• _Do this_
List the lines of this listing that hold the word "What".

Dataset excerpt
--
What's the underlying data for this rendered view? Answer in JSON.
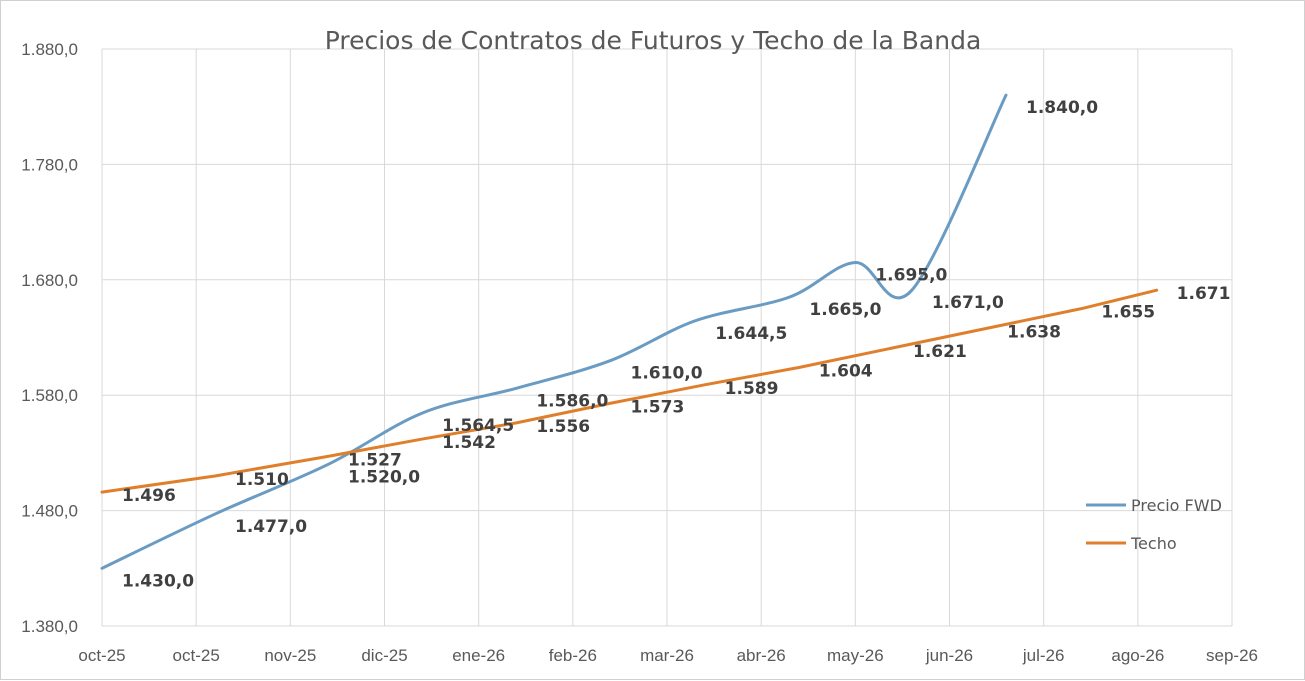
{
  "chart_data": {
    "type": "line",
    "title": "Precios de Contratos de Futuros y Techo de la Banda",
    "xlabel": "",
    "ylabel": "",
    "ylim": [
      1380,
      1880
    ],
    "y_ticks": [
      "1.880,0",
      "1.780,0",
      "1.680,0",
      "1.580,0",
      "1.480,0",
      "1.380,0"
    ],
    "y_tick_values": [
      1880,
      1780,
      1680,
      1580,
      1480,
      1380
    ],
    "x_ticks": [
      "oct-25",
      "oct-25",
      "nov-25",
      "dic-25",
      "ene-26",
      "feb-26",
      "mar-26",
      "abr-26",
      "may-26",
      "jun-26",
      "jul-26",
      "ago-26",
      "sep-26"
    ],
    "grid": true,
    "legend_position": "right",
    "series": [
      {
        "name": "Precio FWD",
        "color": "#6a9bc3",
        "x": [
          0,
          1.2,
          2.4,
          3.4,
          4.4,
          5.4,
          6.3,
          7.3,
          8.0,
          8.6,
          9.6
        ],
        "values": [
          1430.0,
          1477.0,
          1520.0,
          1564.5,
          1586.0,
          1610.0,
          1644.5,
          1665.0,
          1695.0,
          1671.0,
          1840.0
        ],
        "labels": [
          "1.430,0",
          "1.477,0",
          "1.520,0",
          "1.564,5",
          "1.586,0",
          "1.610,0",
          "1.644,5",
          "1.665,0",
          "1.695,0",
          "1.671,0",
          "1.840,0"
        ]
      },
      {
        "name": "Techo",
        "color": "#e07f2b",
        "x": [
          0,
          1.2,
          2.4,
          3.4,
          4.4,
          5.4,
          6.4,
          7.4,
          8.4,
          9.4,
          10.4,
          11.2
        ],
        "values": [
          1496,
          1510,
          1527,
          1542,
          1556,
          1573,
          1589,
          1604,
          1621,
          1638,
          1655,
          1671
        ],
        "labels": [
          "1.496",
          "1.510",
          "1.527",
          "1.542",
          "1.556",
          "1.573",
          "1.589",
          "1.604",
          "1.621",
          "1.638",
          "1.655",
          "1.671"
        ]
      }
    ]
  },
  "colors": {
    "grid": "#d9d9d9",
    "axis_text": "#595959",
    "label_text": "#404040"
  }
}
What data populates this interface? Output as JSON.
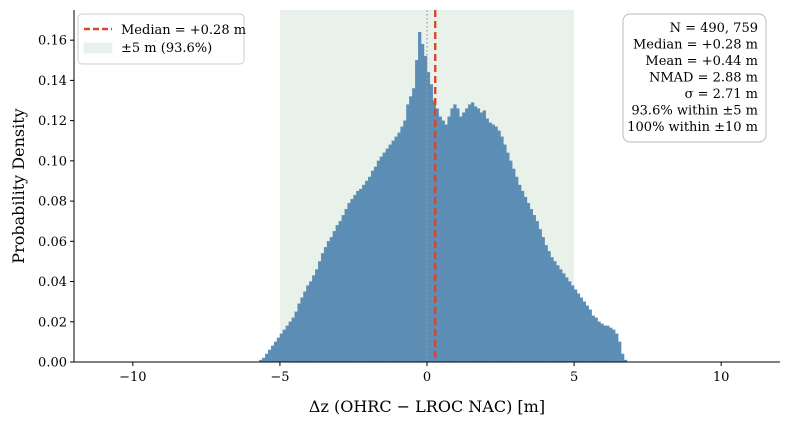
{
  "chart_data": {
    "type": "bar",
    "xlabel": "Δz (OHRC − LROC NAC) [m]",
    "ylabel": "Probability Density",
    "xlim": [
      -12,
      12
    ],
    "ylim": [
      0,
      0.175
    ],
    "x_ticks": [
      -10,
      -5,
      0,
      5,
      10
    ],
    "x_tick_labels": [
      "−10",
      "−5",
      "0",
      "5",
      "10"
    ],
    "y_ticks": [
      0.0,
      0.02,
      0.04,
      0.06,
      0.08,
      0.1,
      0.12,
      0.14,
      0.16
    ],
    "y_tick_labels": [
      "0.00",
      "0.02",
      "0.04",
      "0.06",
      "0.08",
      "0.10",
      "0.12",
      "0.14",
      "0.16"
    ],
    "bin_width": 0.1,
    "series": [
      {
        "name": "histogram",
        "bin_start": -6.5,
        "values": [
          0,
          0,
          0,
          0,
          0,
          0,
          0,
          0,
          0.001,
          0.002,
          0.004,
          0.006,
          0.008,
          0.01,
          0.012,
          0.014,
          0.016,
          0.018,
          0.02,
          0.022,
          0.025,
          0.029,
          0.032,
          0.035,
          0.038,
          0.04,
          0.043,
          0.046,
          0.05,
          0.054,
          0.057,
          0.06,
          0.062,
          0.065,
          0.068,
          0.07,
          0.073,
          0.076,
          0.079,
          0.081,
          0.083,
          0.085,
          0.086,
          0.088,
          0.09,
          0.092,
          0.095,
          0.097,
          0.1,
          0.102,
          0.104,
          0.106,
          0.108,
          0.11,
          0.112,
          0.114,
          0.117,
          0.12,
          0.128,
          0.132,
          0.136,
          0.15,
          0.164,
          0.158,
          0.152,
          0.144,
          0.138,
          0.13,
          0.126,
          0.122,
          0.12,
          0.118,
          0.122,
          0.126,
          0.128,
          0.126,
          0.122,
          0.124,
          0.126,
          0.128,
          0.129,
          0.127,
          0.126,
          0.124,
          0.125,
          0.121,
          0.119,
          0.118,
          0.117,
          0.115,
          0.112,
          0.108,
          0.104,
          0.1,
          0.096,
          0.092,
          0.088,
          0.085,
          0.082,
          0.079,
          0.076,
          0.073,
          0.07,
          0.066,
          0.062,
          0.058,
          0.055,
          0.052,
          0.05,
          0.048,
          0.046,
          0.044,
          0.042,
          0.04,
          0.038,
          0.036,
          0.034,
          0.032,
          0.03,
          0.028,
          0.026,
          0.023,
          0.022,
          0.02,
          0.019,
          0.018,
          0.018,
          0.017,
          0.016,
          0.014,
          0.01,
          0.004,
          0.001,
          0,
          0,
          0,
          0,
          0,
          0,
          0
        ]
      }
    ],
    "shaded_region": {
      "x0": -5,
      "x1": 5,
      "color": "#e9f2ea"
    },
    "median_line": {
      "x": 0.28,
      "color": "#d9462b"
    },
    "zero_line": {
      "x": 0,
      "color": "#9a9a9a"
    },
    "bar_color": "#5b8db5",
    "legend": {
      "position": "top-left",
      "entries": [
        {
          "label": "Median = +0.28 m",
          "kind": "dashed-line",
          "color": "#d9462b"
        },
        {
          "label": "±5 m (93.6%)",
          "kind": "patch",
          "color": "#e9f2ea"
        }
      ]
    },
    "stats_box": {
      "position": "top-right",
      "lines": [
        "N = 490, 759",
        "Median = +0.28 m",
        "Mean = +0.44 m",
        "NMAD = 2.88 m",
        "σ = 2.71 m",
        "93.6% within ±5 m",
        "100% within ±10 m"
      ]
    }
  }
}
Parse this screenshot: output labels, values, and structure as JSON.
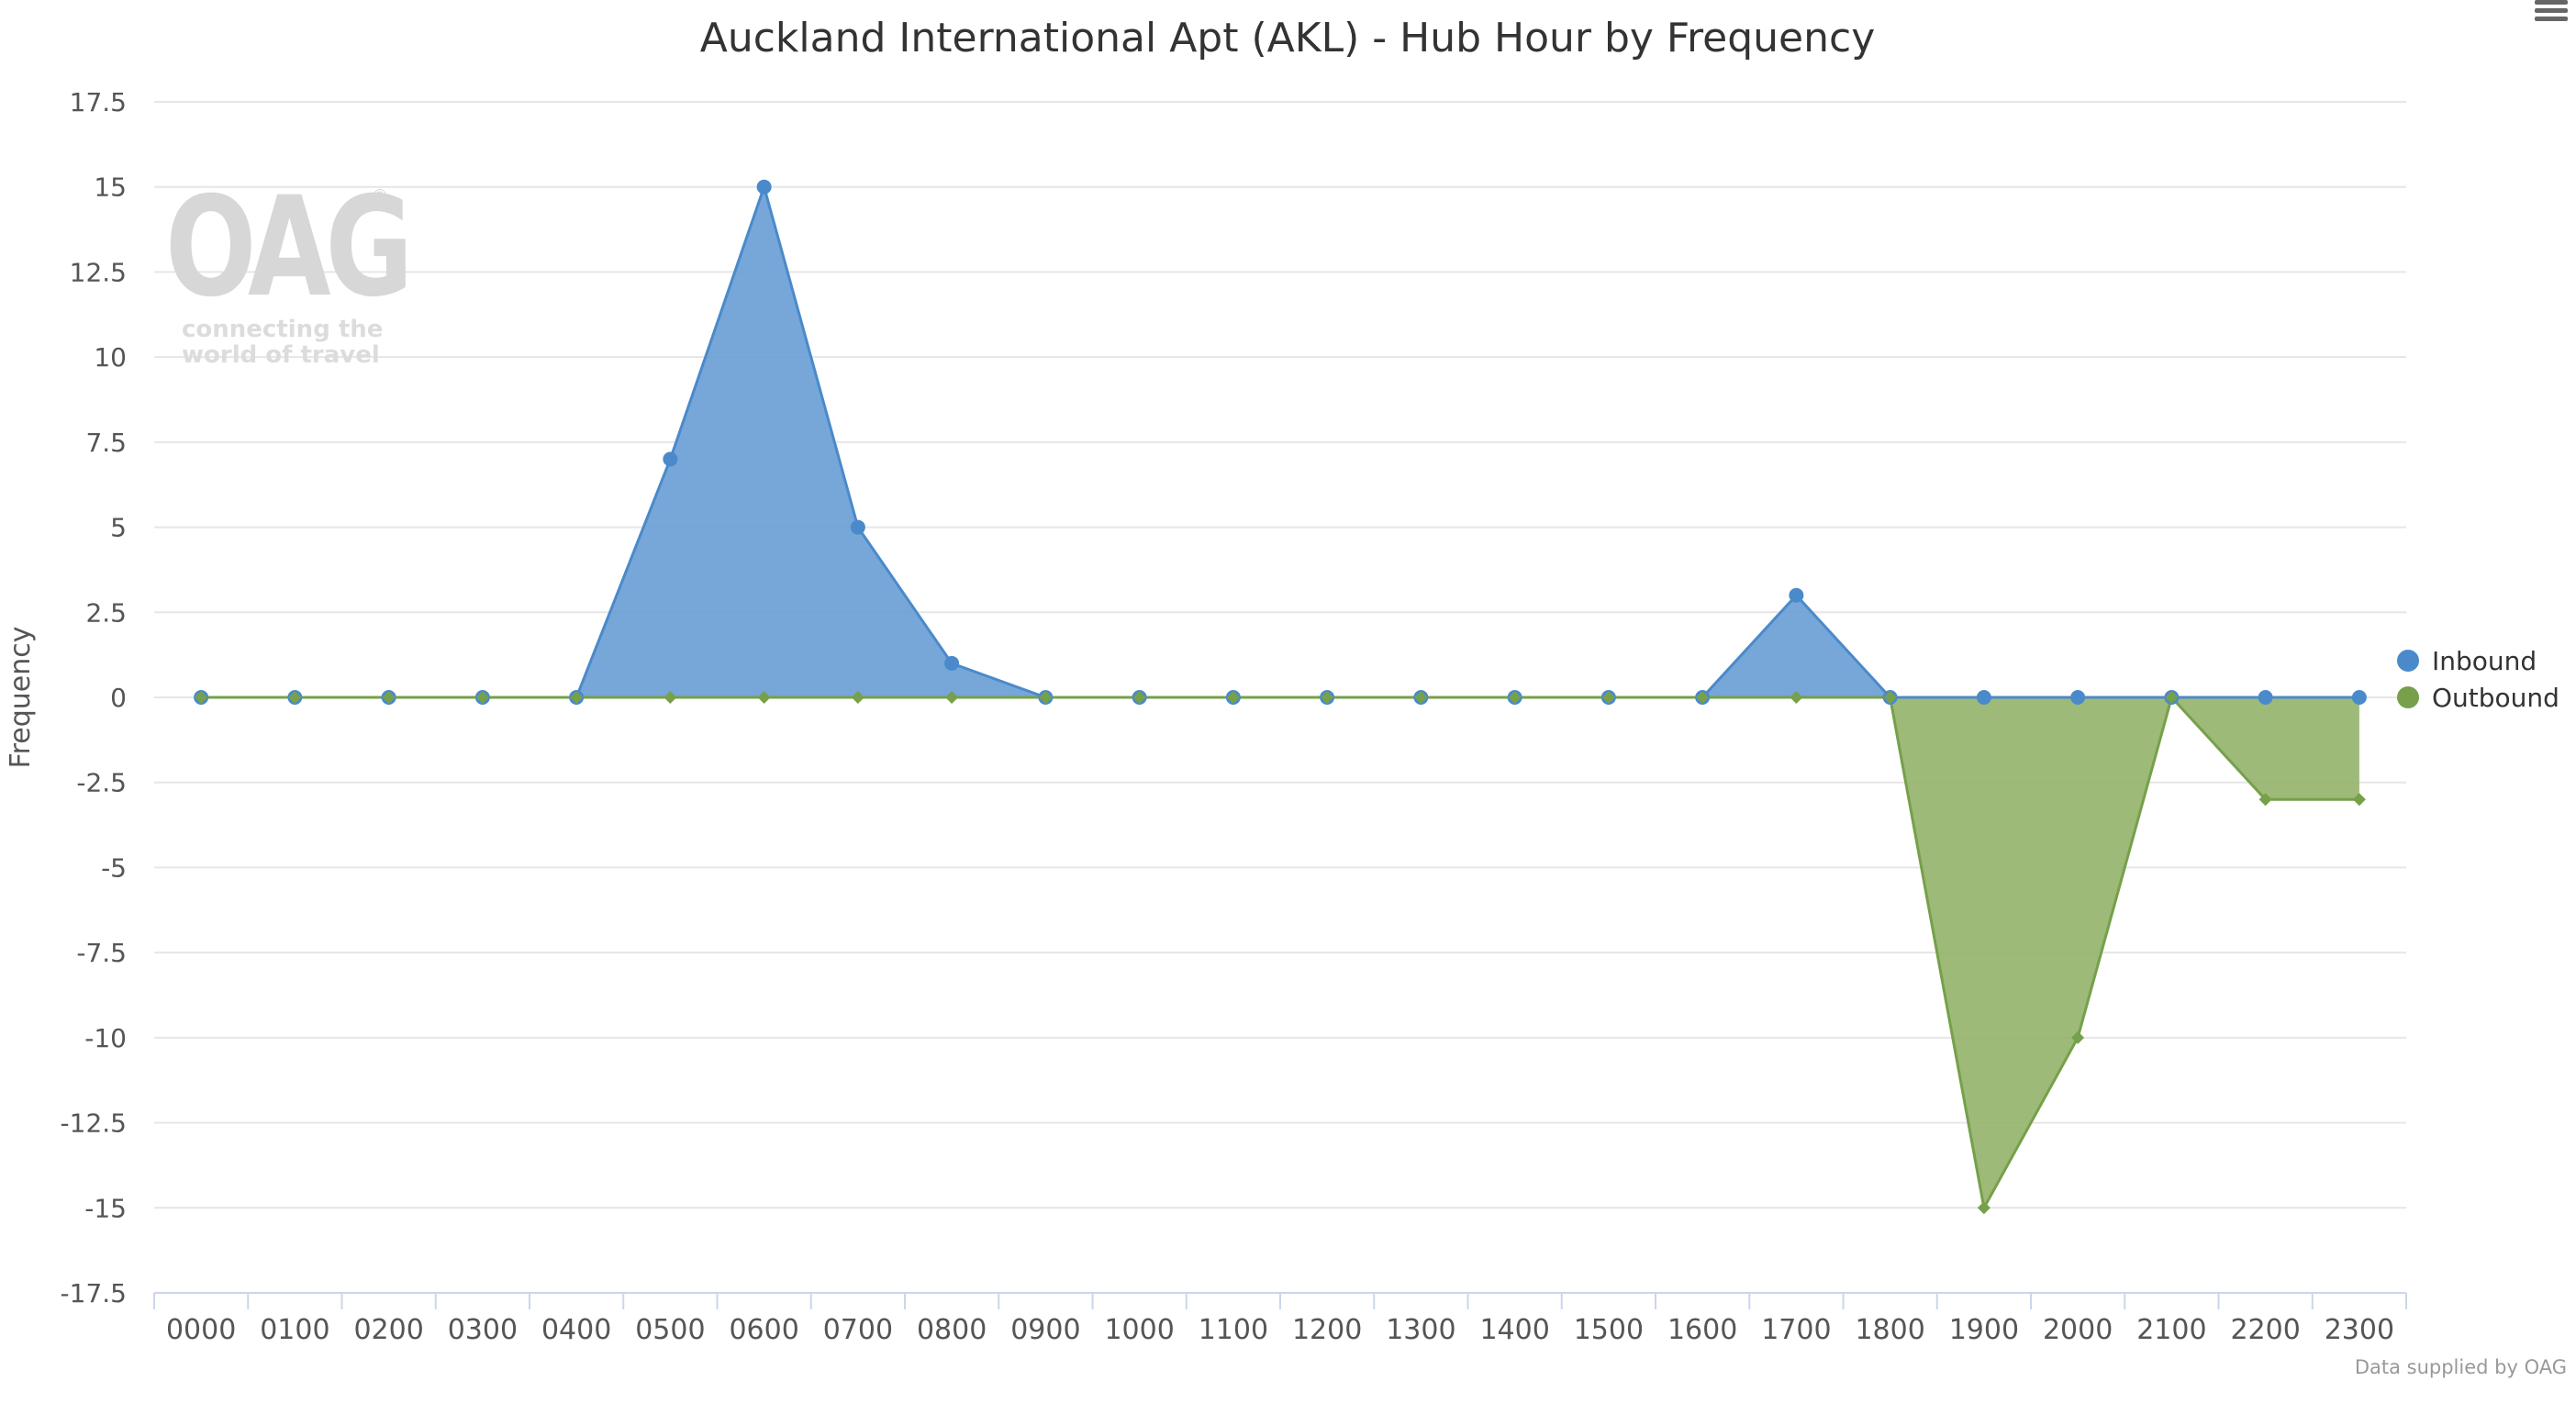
{
  "chart_data": {
    "type": "area",
    "title": "Auckland International Apt (AKL) - Hub Hour by Frequency",
    "xlabel": "",
    "ylabel": "Frequency",
    "ylim": [
      -17.5,
      17.5
    ],
    "yticks": [
      17.5,
      15,
      12.5,
      10,
      7.5,
      5,
      2.5,
      0,
      -2.5,
      -5,
      -7.5,
      -10,
      -12.5,
      -15,
      -17.5
    ],
    "ytick_labels": [
      "17.5",
      "15",
      "12.5",
      "10",
      "7.5",
      "5",
      "2.5",
      "0",
      "-2.5",
      "-5",
      "-7.5",
      "-10",
      "-12.5",
      "-15",
      "-17.5"
    ],
    "categories": [
      "0000",
      "0100",
      "0200",
      "0300",
      "0400",
      "0500",
      "0600",
      "0700",
      "0800",
      "0900",
      "1000",
      "1100",
      "1200",
      "1300",
      "1400",
      "1500",
      "1600",
      "1700",
      "1800",
      "1900",
      "2000",
      "2100",
      "2200",
      "2300"
    ],
    "grid": true,
    "legend_position": "right",
    "series": [
      {
        "name": "Inbound",
        "color": "#4a8acb",
        "fill": "#6a9fd5",
        "values": [
          0,
          0,
          0,
          0,
          0,
          7,
          15,
          5,
          1,
          0,
          0,
          0,
          0,
          0,
          0,
          0,
          0,
          3,
          0,
          0,
          0,
          0,
          0,
          0
        ]
      },
      {
        "name": "Outbound",
        "color": "#76a04a",
        "fill": "#95b46c",
        "values": [
          0,
          0,
          0,
          0,
          0,
          0,
          0,
          0,
          0,
          0,
          0,
          0,
          0,
          0,
          0,
          0,
          0,
          0,
          0,
          -15,
          -10,
          0,
          -3,
          -3
        ]
      }
    ]
  },
  "watermark": {
    "logo": "OAG",
    "registered": "®",
    "tagline_line1": "connecting the",
    "tagline_line2": "world of travel"
  },
  "credits": "Data supplied by OAG",
  "colors": {
    "grid": "#e6e6e6",
    "axis": "#ccd6eb",
    "text": "#333333",
    "tick_text": "#555555"
  }
}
--
• _Task solution_
What's the underlying data for this rendered view? Answer in JSON.
What data populates this interface? Output as JSON.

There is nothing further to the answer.